Repeat the material exactly as it appears.

[Dataset items]
----------------------------------------
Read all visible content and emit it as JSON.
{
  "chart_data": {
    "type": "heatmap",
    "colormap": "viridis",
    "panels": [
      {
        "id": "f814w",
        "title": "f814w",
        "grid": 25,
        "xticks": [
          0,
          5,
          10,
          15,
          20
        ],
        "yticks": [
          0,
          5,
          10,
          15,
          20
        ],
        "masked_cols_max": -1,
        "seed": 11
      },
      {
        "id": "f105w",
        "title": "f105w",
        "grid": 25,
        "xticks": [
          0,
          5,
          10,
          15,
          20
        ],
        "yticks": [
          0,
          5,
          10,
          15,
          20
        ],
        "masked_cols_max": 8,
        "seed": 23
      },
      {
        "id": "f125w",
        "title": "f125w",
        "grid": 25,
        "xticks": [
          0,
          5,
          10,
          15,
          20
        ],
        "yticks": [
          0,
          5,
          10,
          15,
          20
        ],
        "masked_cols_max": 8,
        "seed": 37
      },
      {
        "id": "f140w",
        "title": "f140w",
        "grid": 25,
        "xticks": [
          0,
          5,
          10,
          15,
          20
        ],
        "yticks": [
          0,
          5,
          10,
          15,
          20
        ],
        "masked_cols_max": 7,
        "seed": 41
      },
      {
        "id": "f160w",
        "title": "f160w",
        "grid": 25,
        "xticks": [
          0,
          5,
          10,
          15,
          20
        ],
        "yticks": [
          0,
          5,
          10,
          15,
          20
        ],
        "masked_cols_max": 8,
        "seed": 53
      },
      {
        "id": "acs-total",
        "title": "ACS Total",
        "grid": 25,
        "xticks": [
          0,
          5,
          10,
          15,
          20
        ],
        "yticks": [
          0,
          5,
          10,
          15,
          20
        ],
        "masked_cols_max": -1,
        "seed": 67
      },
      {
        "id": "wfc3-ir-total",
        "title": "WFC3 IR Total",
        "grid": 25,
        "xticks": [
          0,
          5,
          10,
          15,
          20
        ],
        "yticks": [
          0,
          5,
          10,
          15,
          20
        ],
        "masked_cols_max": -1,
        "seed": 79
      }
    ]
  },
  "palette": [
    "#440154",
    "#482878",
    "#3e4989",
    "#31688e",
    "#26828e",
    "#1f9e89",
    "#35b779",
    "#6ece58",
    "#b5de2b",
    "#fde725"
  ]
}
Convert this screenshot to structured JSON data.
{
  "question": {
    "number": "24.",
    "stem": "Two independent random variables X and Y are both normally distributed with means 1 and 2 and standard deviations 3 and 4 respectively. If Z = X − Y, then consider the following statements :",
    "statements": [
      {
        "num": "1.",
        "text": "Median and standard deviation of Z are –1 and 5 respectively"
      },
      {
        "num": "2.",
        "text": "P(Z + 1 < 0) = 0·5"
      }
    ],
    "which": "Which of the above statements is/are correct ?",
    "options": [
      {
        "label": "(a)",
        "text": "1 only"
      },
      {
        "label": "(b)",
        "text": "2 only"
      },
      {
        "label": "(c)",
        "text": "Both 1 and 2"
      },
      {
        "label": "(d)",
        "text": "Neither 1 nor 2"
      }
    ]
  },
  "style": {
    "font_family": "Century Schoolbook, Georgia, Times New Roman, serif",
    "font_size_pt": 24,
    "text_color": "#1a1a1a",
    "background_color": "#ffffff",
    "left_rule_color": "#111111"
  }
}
----------------------------------------
◆ **Response**
Read all visible content and emit it as JSON.
{
  "chart_data": {
    "type": "heatmap",
    "colormap": "viridis",
    "panels": [
      {
        "id": "f814w",
        "title": "f814w",
        "grid": 25,
        "xticks": [
          0,
          5,
          10,
          15,
          20
        ],
        "yticks": [
          0,
          5,
          10,
          15,
          20
        ],
        "masked_cols_max": -1,
        "seed": 11
      },
      {
        "id": "f105w",
        "title": "f105w",
        "grid": 25,
        "xticks": [
          0,
          5,
          10,
          15,
          20
        ],
        "yticks": [
          0,
          5,
          10,
          15,
          20
        ],
        "masked_cols_max": 8,
        "seed": 23
      },
      {
        "id": "f125w",
        "title": "f125w",
        "grid": 25,
        "xticks": [
          0,
          5,
          10,
          15,
          20
        ],
        "yticks": [
          0,
          5,
          10,
          15,
          20
        ],
        "masked_cols_max": 8,
        "seed": 37
      },
      {
        "id": "f140w",
        "title": "f140w",
        "grid": 25,
        "xticks": [
          0,
          5,
          10,
          15,
          20
        ],
        "yticks": [
          0,
          5,
          10,
          15,
          20
        ],
        "masked_cols_max": 7,
        "seed": 41
      },
      {
        "id": "f160w",
        "title": "f160w",
        "grid": 25,
        "xticks": [
          0,
          5,
          10,
          15,
          20
        ],
        "yticks": [
          0,
          5,
          10,
          15,
          20
        ],
        "masked_cols_max": 8,
        "seed": 53
      },
      {
        "id": "acs-total",
        "title": "ACS Total",
        "grid": 25,
        "xticks": [
          0,
          5,
          10,
          15,
          20
        ],
        "yticks": [
          0,
          5,
          10,
          15,
          20
        ],
        "masked_cols_max": -1,
        "seed": 67
      },
      {
        "id": "wfc3-ir-total",
        "title": "WFC3 IR Total",
        "grid": 25,
        "xticks": [
          0,
          5,
          10,
          15,
          20
        ],
        "yticks": [
          0,
          5,
          10,
          15,
          20
        ],
        "masked_cols_max": -1,
        "seed": 79
      }
    ]
  },
  "palette": [
    "#440154",
    "#482878",
    "#3e4989",
    "#31688e",
    "#26828e",
    "#1f9e89",
    "#35b779",
    "#6ece58",
    "#b5de2b",
    "#fde725"
  ]
}
Convert this screenshot to structured JSON data.
{
  "question": {
    "number": "24.",
    "stem": "Two independent random variables X and Y are both normally distributed with means 1 and 2 and standard deviations 3 and 4 respectively. If Z = X − Y, then consider the following statements :",
    "statements": [
      {
        "num": "1.",
        "text": "Median and standard deviation of Z are –1 and 5 respectively"
      },
      {
        "num": "2.",
        "text": "P(Z + 1 < 0) = 0·5"
      }
    ],
    "which": "Which of the above statements is/are correct ?",
    "options": [
      {
        "label": "(a)",
        "text": "1 only"
      },
      {
        "label": "(b)",
        "text": "2 only"
      },
      {
        "label": "(c)",
        "text": "Both 1 and 2"
      },
      {
        "label": "(d)",
        "text": "Neither 1 nor 2"
      }
    ]
  },
  "style": {
    "font_family": "Century Schoolbook, Georgia, Times New Roman, serif",
    "font_size_pt": 24,
    "text_color": "#1a1a1a",
    "background_color": "#ffffff",
    "left_rule_color": "#111111"
  }
}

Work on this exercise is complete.